Exercise prompt >> Tell how many lines in these records contain the string "sunt", with only the number as the reply.

___ Data supplied

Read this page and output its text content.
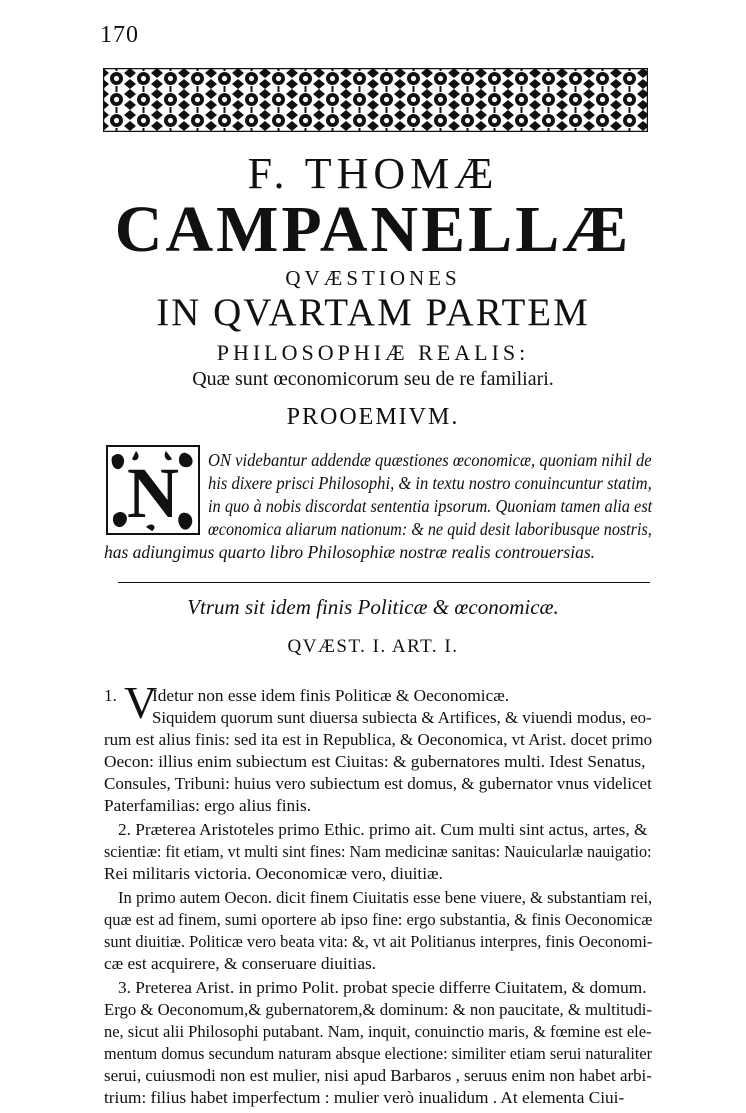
170
F. THOMÆ
CAMPANELLÆ
QVÆSTIONES
IN QVARTAM PARTEM
PHILOSOPHIÆ REALIS:
Quæ sunt œconomicorum seu de re familiari.
PROOEMIVM.
N ON videbantur addendæ quæstiones œconomicæ, quoniam nihil de
his dixere prisci Philosophi, & in textu nostro conuincuntur statim,
in quo à nobis discordat sententia ipsorum. Quoniam tamen alia est
œconomica aliarum nationum: & ne quid desit laboribusque nostris,
has adiungimus quarto libro Philosophiæ nostræ realis controuersias.
Vtrum sit idem finis Politicæ & œconomicæ.
QVÆST. I. ART. I.
1. V
Idetur non esse idem finis Politicæ & Oeconomicæ.
Siquidem quorum sunt diuersa subiecta & Artifices, & viuendi modus, eo-
rum est alius finis: sed ita est in Republica, & Oeconomica, vt Arist. docet primo
Oecon: illius enim subiectum est Ciuitas: & gubernatores multi. Idest Senatus,
Consules, Tribuni: huius vero subiectum est domus, & gubernator vnus videlicet
Paterfamilias: ergo alius finis.
2. Præterea Aristoteles primo Ethic. primo ait. Cum multi sint actus, artes, &
scientiæ: fit etiam, vt multi sint fines: Nam medicinæ sanitas: Nauicularlæ nauigatio:
Rei militaris victoria. Oeconomicæ vero, diuitiæ.
In primo autem Oecon. dicit finem Ciuitatis esse bene viuere, & substantiam rei,
quæ est ad finem, sumi oportere ab ipso fine: ergo substantia, & finis Oeconomicæ
sunt diuitiæ. Politicæ vero beata vita: &, vt ait Politianus interpres, finis Oeconomi-
cæ est acquirere, & conseruare diuitias.
3. Preterea Arist. in primo Polit. probat specie differre Ciuitatem, & domum.
Ergo & Oeconomum,& gubernatorem,& dominum: & non paucitate, & multitudi-
ne, sicut alii Philosophi putabant. Nam, inquit, conuinctio maris, & fœmine est ele-
mentum domus secundum naturam absque electione: similiter etiam serui naturaliter
serui, cuiusmodi non est mulier, nisi apud Barbaros , seruus enim non habet arbi-
trium: filius habet imperfectum : mulier verò inualidum . At elementa Ciui-
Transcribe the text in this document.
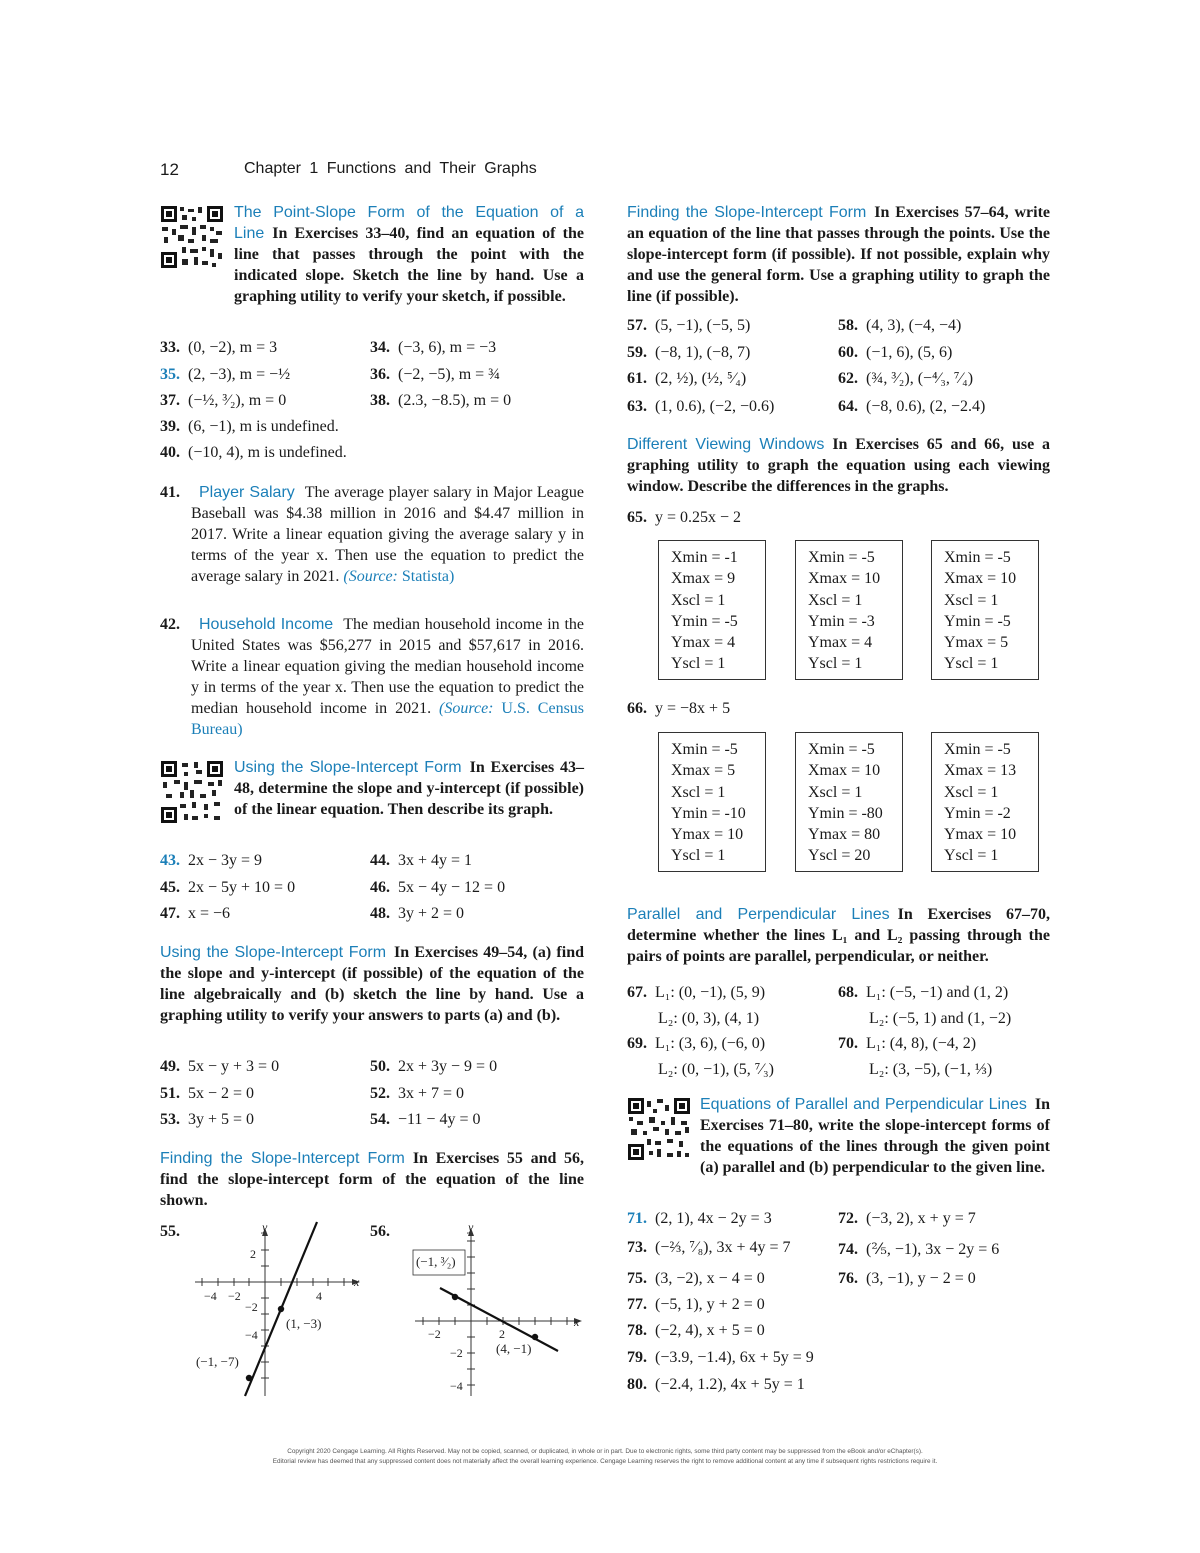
12	Chapter 1 Functions and Their Graphs
The Point-Slope Form of the Equation of a Line In Exercises 33–40, find an equation of the line that passes through the point with the indicated slope. Sketch the line by hand. Use a graphing utility to verify your sketch, if possible.
33. (0, −2), m = 3	34. (−3, 6), m = −3
35. (2, −3), m = −½	36. (−2, −5), m = ¾
37. (−½, ³⁄₂), m = 0	38. (2.3, −8.5), m = 0
39. (6, −1), m is undefined.
40. (−10, 4), m is undefined.
41.	Player Salary The average player salary in Major League Baseball was $4.38 million in 2016 and $4.47 million in 2017. Write a linear equation giving the average salary y in terms of the year x. Then use the equation to predict the average salary in 2021. (Source: Statista)
42.	Household Income The median household income in the United States was $56,277 in 2015 and $57,617 in 2016. Write a linear equation giving the median household income y in terms of the year x. Then use the equation to predict the median household income in 2021. (Source: U.S. Census Bureau)
Using the Slope-Intercept Form In Exercises 43–48, determine the slope and y-intercept (if possible) of the linear equation. Then describe its graph.
43. 2x − 3y = 9	44. 3x + 4y = 1
45. 2x − 5y + 10 = 0	46. 5x − 4y − 12 = 0
47. x = −6	48. 3y + 2 = 0
Using the Slope-Intercept Form In Exercises 49–54, (a) find the slope and y-intercept (if possible) of the equation of the line algebraically and (b) sketch the line by hand. Use a graphing utility to verify your answers to parts (a) and (b).
49. 5x − y + 3 = 0	50. 2x + 3y − 9 = 0
51. 5x − 2 = 0	52. 3x + 7 = 0
53. 3y + 5 = 0	54. −11 − 4y = 0
Finding the Slope-Intercept Form In Exercises 55 and 56, find the slope-intercept form of the equation of the line shown.
55.	y
x
−4 −2	4
2
−2
−4
(1, −3)
(−1, −7)
56.	y
x
−2	2
−2
−4
(−1, ³⁄₂)
(4, −1)
Finding the Slope-Intercept Form In Exercises 57–64, write an equation of the line that passes through the points. Use the slope-intercept form (if possible). If not possible, explain why and use the general form. Use a graphing utility to graph the line (if possible).
57. (5, −1), (−5, 5)	58. (4, 3), (−4, −4)
59. (−8, 1), (−8, 7)	60. (−1, 6), (5, 6)
61. (2, ½), (½, ⁵⁄₄)	62. (¾, ³⁄₂), (−⁴⁄₃, ⁷⁄₄)
63. (1, 0.6), (−2, −0.6)	64. (−8, 0.6), (2, −2.4)
Different Viewing Windows In Exercises 65 and 66, use a graphing utility to graph the equation using each viewing window. Describe the differences in the graphs.
65. y = 0.25x − 2
Xmin = -1
Xmax = 9
Xscl = 1
Ymin = -5
Ymax = 4
Yscl = 1
Xmin = -5
Xmax = 10
Xscl = 1
Ymin = -3
Ymax = 4
Yscl = 1
Xmin = -5
Xmax = 10
Xscl = 1
Ymin = -5
Ymax = 5
Yscl = 1
66. y = −8x + 5
Xmin = -5
Xmax = 5
Xscl = 1
Ymin = -10
Ymax = 10
Yscl = 1
Xmin = -5
Xmax = 10
Xscl = 1
Ymin = -80
Ymax = 80
Yscl = 20
Xmin = -5
Xmax = 13
Xscl = 1
Ymin = -2
Ymax = 10
Yscl = 1
Parallel and Perpendicular Lines In Exercises 67–70, determine whether the lines L₁ and L₂ passing through the pairs of points are parallel, perpendicular, or neither.
67. L₁: (0, −1), (5, 9)
L₂: (0, 3), (4, 1)
68. L₁: (−5, −1) and (1, 2)
L₂: (−5, 1) and (1, −2)
69. L₁: (3, 6), (−6, 0)
L₂: (0, −1), (5, ⁷⁄₃)
70. L₁: (4, 8), (−4, 2)
L₂: (3, −5), (−1, ⅓)
Equations of Parallel and Perpendicular Lines In Exercises 71–80, write the slope-intercept forms of the equations of the lines through the given point (a) parallel and (b) perpendicular to the given line.
71. (2, 1), 4x − 2y = 3	72. (−3, 2), x + y = 7
73. (−⅔, ⁷⁄₈), 3x + 4y = 7	74. (⅖, −1), 3x − 2y = 6
75. (3, −2), x − 4 = 0	76. (3, −1), y − 2 = 0
77. (−5, 1), y + 2 = 0
78. (−2, 4), x + 5 = 0
79. (−3.9, −1.4), 6x + 5y = 9
80. (−2.4, 1.2), 4x + 5y = 1
Copyright 2020 Cengage Learning. All Rights Reserved. May not be copied, scanned, or duplicated, in whole or in part. Due to electronic rights, some third party content may be suppressed from the eBook and/or eChapter(s).
Editorial review has deemed that any suppressed content does not materially affect the overall learning experience. Cengage Learning reserves the right to remove additional content at any time if subsequent rights restrictions require it.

______

Response below >> 3